What the task asks:
Copy out exactly the lines from the one containing "What does this" to the last line of the records below, both included, and leave out any pictures.

+++ Exercise material

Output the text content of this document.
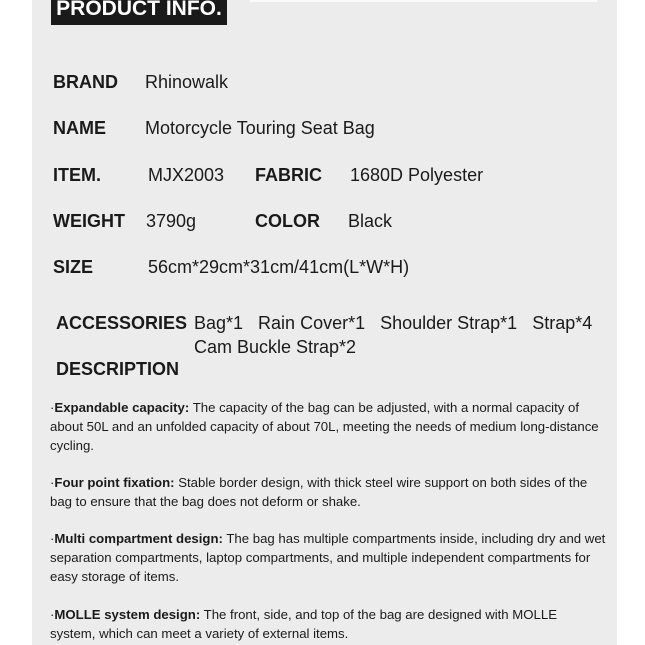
PRODUCT INFO.
BRAND Rhinowalk
NAME Motorcycle Touring Seat Bag
ITEM.	MJX2003 FABRIC 1680D Polyester
WEIGHT 3790g	COLOR Black
SIZE	56cm*29cm*31cm/41cm(L*W*H)
ACCESSORIES Bag*1   Rain Cover*1   Shoulder Strap*1   Strap*4
Cam Buckle Strap*2
DESCRIPTION
·Expandable capacity: The capacity of the bag can be adjusted, with a normal capacity of about 50L and an unfolded capacity of about 70L, meeting the needs of medium long-distance cycling.
·Four point fixation: Stable border design, with thick steel wire support on both sides of the bag to ensure that the bag does not deform or shake.
·Multi compartment design: The bag has multiple compartments inside, including dry and wet separation compartments, laptop compartments, and multiple independent compartments for easy storage of items.
·MOLLE system design: The front, side, and top of the bag are designed with MOLLE system, which can meet a variety of external items.
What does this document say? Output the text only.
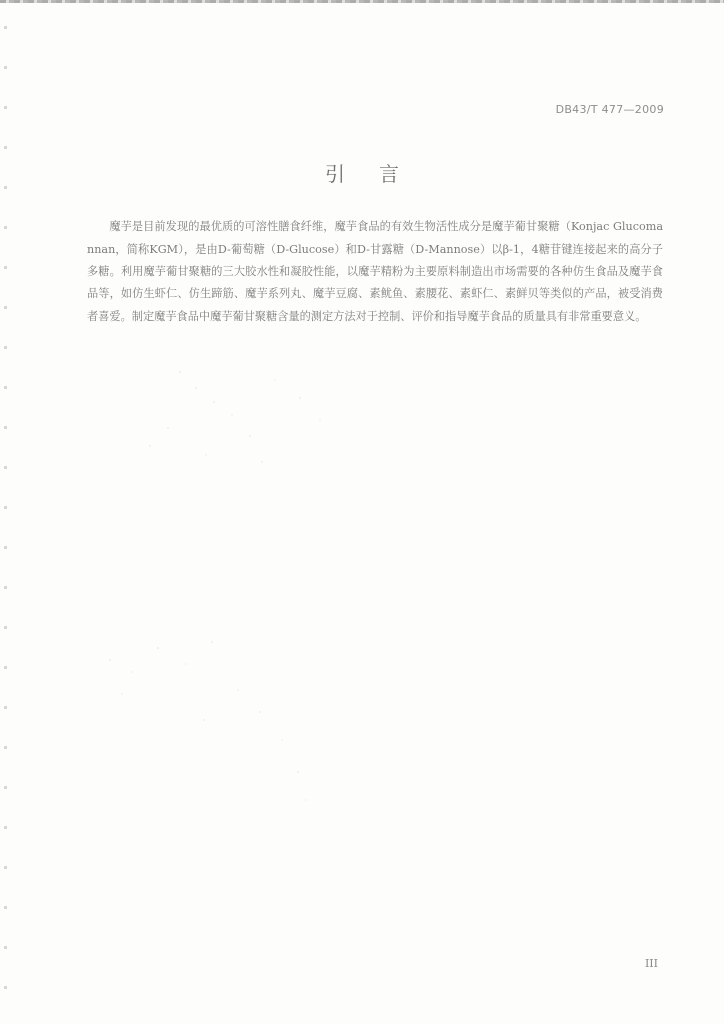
DB43/T 477—2009
引言

魔芋是目前发现的最优质的可溶性膳食纤维，魔芋食品的有效生物活性成分是魔芋葡甘聚糖（Konjac Glucomannan，简称KGM），是由D-葡萄糖（D-Glucose）和D-甘露糖（D-Mannose）以β-1，4糖苷键连接起来的高分子多糖。利用魔芋葡甘聚糖的三大胶水性和凝胶性能，以魔芋精粉为主要原料制造出市场需要的各种仿生食品及魔芋食品等，如仿生虾仁、仿生蹄筋、魔芋系列丸、魔芋豆腐、素鱿鱼、素腰花、素虾仁、素鲜贝等类似的产品，被受消费者喜爱。制定魔芋食品中魔芋葡甘聚糖含量的测定方法对于控制、评价和指导魔芋食品的质量具有非常重要意义。

III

++++++

Expected output:
What does this document say? Output the text only.
DB43/T 477—2009
引言

魔芋是目前发现的最优质的可溶性膳食纤维，魔芋食品的有效生物活性成分是魔芋葡甘聚糖（Konjac Glucomannan，简称KGM），是由D-葡萄糖（D-Glucose）和D-甘露糖（D-Mannose）以β-1，4糖苷键连接起来的高分子多糖。利用魔芋葡甘聚糖的三大胶水性和凝胶性能，以魔芋精粉为主要原料制造出市场需要的各种仿生食品及魔芋食品等，如仿生虾仁、仿生蹄筋、魔芋系列丸、魔芋豆腐、素鱿鱼、素腰花、素虾仁、素鲜贝等类似的产品，被受消费者喜爱。制定魔芋食品中魔芋葡甘聚糖含量的测定方法对于控制、评价和指导魔芋食品的质量具有非常重要意义。

III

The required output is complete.